» **Provided material**:
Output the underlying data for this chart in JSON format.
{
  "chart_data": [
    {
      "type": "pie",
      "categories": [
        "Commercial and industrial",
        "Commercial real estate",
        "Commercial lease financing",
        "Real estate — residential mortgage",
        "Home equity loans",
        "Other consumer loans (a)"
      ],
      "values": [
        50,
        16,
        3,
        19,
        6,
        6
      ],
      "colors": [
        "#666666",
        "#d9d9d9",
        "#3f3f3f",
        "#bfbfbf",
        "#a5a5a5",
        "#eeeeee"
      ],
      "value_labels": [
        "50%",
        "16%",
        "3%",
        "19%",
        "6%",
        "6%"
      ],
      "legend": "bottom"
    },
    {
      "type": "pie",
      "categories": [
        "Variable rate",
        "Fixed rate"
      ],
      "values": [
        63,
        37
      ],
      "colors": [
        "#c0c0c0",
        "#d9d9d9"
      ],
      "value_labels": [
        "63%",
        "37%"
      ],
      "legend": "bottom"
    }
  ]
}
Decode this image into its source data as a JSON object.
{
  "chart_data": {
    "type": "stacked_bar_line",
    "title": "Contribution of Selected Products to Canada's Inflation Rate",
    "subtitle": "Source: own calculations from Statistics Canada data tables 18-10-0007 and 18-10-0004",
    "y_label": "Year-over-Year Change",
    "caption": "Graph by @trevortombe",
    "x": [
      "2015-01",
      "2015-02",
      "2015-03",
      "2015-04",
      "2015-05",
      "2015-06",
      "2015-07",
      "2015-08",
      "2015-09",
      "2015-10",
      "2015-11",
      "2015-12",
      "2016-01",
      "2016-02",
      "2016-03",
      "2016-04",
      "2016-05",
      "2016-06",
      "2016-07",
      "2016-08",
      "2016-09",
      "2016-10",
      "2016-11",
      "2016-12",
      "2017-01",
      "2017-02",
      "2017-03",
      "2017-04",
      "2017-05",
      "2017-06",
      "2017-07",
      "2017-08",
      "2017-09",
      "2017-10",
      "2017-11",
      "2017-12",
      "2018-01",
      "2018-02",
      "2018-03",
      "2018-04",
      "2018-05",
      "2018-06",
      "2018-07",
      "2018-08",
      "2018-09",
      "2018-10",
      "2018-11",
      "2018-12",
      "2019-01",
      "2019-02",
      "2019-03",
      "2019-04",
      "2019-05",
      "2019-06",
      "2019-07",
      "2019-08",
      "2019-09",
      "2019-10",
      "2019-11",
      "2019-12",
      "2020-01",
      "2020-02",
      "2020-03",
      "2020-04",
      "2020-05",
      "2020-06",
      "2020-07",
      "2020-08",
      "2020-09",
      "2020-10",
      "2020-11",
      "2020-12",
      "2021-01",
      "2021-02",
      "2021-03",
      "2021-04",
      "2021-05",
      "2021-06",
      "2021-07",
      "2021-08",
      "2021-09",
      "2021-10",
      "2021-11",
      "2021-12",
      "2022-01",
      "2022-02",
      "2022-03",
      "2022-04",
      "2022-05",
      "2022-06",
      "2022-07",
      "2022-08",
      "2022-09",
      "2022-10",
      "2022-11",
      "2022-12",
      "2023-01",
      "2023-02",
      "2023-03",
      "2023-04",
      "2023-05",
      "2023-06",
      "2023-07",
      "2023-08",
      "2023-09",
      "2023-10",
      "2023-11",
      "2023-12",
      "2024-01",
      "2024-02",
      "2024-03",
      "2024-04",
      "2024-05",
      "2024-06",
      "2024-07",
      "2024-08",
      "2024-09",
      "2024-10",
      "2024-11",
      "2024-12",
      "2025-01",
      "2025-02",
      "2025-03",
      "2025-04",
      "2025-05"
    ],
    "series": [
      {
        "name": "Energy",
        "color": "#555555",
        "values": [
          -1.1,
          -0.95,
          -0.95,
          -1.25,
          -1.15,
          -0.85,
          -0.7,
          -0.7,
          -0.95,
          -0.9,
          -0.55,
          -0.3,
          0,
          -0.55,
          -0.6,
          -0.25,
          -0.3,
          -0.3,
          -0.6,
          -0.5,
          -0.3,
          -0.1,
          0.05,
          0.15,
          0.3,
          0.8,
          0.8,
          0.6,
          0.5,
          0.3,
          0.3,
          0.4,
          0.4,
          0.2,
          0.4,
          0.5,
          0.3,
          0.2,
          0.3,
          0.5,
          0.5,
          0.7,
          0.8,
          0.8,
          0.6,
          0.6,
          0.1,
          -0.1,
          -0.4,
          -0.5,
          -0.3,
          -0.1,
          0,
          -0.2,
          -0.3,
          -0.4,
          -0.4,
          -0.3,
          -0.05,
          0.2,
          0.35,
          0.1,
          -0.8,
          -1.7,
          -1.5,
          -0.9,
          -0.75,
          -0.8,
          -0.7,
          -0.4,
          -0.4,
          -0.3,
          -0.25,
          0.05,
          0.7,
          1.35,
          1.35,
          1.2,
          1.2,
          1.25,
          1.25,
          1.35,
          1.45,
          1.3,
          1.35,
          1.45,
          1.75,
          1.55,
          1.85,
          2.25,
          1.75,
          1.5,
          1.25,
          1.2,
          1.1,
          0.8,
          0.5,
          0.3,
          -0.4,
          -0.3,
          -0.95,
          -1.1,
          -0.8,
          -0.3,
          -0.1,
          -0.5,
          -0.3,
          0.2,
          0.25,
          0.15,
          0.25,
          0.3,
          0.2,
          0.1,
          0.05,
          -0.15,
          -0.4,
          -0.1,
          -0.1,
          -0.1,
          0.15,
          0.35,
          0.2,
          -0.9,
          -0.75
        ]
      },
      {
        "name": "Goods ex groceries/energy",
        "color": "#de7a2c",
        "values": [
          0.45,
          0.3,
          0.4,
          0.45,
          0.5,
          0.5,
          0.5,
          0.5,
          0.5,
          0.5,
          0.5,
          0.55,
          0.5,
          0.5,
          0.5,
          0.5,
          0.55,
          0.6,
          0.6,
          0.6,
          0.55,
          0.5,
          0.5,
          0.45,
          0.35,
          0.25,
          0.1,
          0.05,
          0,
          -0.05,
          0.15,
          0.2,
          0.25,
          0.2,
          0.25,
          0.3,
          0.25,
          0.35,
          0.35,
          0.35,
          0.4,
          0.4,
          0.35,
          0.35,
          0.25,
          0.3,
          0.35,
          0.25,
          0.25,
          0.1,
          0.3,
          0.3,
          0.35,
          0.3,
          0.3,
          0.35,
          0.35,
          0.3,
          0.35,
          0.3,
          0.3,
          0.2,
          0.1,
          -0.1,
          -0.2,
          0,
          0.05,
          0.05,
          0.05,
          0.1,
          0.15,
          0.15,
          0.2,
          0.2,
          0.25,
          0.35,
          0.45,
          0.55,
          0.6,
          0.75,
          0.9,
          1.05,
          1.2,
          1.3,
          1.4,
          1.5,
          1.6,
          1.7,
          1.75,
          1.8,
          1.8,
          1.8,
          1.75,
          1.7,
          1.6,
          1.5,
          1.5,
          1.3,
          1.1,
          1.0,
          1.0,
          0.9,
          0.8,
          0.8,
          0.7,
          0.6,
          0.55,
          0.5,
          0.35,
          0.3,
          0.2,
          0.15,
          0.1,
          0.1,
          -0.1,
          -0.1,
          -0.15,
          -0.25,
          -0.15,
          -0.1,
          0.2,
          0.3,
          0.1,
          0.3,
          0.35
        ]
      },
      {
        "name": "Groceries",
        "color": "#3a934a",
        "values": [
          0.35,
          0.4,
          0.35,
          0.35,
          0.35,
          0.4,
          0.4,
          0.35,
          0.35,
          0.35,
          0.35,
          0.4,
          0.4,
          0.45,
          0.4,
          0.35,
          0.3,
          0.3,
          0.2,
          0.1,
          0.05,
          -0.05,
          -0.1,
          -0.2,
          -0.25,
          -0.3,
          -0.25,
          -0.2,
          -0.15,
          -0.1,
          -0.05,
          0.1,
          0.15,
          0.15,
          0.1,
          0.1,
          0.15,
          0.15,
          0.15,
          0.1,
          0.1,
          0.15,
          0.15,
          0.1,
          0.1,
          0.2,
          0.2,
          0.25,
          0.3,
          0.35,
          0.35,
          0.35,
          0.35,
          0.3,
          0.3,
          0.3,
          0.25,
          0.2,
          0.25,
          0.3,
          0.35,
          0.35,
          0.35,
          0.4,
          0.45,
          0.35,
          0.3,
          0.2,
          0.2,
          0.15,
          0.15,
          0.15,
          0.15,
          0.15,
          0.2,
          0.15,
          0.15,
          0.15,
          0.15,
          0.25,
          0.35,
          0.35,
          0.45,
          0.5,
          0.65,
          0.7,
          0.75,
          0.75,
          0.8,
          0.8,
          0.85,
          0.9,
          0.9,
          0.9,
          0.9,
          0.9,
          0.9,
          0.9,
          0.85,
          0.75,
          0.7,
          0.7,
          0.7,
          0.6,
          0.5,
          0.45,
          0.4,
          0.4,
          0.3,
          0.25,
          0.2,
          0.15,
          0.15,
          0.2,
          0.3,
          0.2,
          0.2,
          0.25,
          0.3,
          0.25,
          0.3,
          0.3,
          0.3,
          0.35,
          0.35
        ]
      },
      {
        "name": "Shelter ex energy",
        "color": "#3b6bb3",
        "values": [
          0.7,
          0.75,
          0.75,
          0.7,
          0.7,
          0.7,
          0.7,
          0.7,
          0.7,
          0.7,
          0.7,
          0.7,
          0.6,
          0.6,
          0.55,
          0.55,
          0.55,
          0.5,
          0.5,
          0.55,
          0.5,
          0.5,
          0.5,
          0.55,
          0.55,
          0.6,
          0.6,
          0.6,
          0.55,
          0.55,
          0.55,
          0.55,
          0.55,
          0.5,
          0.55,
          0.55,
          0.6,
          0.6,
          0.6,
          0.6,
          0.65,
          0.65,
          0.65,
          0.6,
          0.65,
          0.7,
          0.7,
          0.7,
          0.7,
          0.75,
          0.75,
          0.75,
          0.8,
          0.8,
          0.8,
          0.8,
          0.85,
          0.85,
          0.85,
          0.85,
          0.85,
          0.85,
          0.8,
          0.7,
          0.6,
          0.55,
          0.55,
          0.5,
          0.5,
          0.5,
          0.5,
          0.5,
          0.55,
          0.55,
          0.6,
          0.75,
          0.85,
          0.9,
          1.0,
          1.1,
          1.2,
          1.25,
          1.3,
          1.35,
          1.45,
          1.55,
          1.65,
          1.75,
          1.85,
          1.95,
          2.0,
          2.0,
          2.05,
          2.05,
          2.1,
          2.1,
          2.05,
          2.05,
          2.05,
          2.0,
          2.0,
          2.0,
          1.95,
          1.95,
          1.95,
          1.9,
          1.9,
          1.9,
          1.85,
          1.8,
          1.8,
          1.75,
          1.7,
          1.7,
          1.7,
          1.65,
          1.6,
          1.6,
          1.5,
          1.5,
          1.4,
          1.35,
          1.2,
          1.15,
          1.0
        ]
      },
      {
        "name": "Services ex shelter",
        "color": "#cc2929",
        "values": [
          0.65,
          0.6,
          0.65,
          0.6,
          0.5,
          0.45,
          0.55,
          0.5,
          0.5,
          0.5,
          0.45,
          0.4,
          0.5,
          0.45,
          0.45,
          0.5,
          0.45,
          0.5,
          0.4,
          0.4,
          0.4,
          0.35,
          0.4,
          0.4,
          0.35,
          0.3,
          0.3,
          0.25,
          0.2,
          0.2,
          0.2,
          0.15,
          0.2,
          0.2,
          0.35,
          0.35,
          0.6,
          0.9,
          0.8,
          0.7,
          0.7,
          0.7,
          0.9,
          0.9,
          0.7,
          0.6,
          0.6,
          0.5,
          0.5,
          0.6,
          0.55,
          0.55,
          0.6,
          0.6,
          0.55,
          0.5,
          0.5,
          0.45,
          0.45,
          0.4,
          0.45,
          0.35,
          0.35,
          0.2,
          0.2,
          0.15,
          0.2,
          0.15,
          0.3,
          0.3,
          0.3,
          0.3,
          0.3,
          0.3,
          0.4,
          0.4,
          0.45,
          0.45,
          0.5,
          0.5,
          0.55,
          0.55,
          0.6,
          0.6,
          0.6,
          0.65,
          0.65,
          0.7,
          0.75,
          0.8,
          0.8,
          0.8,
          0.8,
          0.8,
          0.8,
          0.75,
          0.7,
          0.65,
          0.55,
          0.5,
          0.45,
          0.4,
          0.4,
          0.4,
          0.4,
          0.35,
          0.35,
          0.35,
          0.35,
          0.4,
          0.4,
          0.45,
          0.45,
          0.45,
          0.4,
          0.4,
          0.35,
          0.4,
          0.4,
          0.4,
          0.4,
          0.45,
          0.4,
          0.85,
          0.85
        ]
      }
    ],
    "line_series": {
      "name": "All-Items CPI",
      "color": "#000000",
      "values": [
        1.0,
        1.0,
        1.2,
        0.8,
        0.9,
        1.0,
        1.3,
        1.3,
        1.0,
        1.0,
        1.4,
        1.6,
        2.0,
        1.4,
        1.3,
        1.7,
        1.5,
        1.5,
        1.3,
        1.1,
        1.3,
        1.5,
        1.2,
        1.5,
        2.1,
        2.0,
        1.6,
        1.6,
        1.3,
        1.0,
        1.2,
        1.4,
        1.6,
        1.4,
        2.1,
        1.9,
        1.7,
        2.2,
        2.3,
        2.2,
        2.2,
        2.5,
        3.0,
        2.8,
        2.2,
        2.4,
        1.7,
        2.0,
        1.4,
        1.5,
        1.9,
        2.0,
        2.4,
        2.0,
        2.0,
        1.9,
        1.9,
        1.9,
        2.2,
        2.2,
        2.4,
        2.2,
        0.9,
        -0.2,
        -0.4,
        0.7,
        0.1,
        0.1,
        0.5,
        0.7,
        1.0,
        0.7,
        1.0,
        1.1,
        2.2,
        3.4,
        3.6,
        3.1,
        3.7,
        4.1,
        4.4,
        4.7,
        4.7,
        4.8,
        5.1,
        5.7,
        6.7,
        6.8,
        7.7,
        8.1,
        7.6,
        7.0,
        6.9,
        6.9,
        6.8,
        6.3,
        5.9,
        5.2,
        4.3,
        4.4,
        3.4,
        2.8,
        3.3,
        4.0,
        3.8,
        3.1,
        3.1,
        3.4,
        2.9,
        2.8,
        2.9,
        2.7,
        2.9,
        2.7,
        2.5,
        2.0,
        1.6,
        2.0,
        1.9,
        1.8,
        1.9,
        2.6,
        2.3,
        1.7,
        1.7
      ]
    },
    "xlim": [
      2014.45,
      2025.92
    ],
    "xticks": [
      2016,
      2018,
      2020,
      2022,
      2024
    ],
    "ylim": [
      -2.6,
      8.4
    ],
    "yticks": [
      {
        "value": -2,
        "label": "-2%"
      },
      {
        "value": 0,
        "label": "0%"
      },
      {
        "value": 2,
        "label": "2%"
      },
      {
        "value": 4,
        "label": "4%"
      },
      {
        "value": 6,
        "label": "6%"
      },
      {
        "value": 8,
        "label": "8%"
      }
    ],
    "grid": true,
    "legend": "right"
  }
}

» **Exercise aim**:
Lines containing the string "estate" should be counted; reply with their number and nothing more.

» **Solution to the exercise**:
2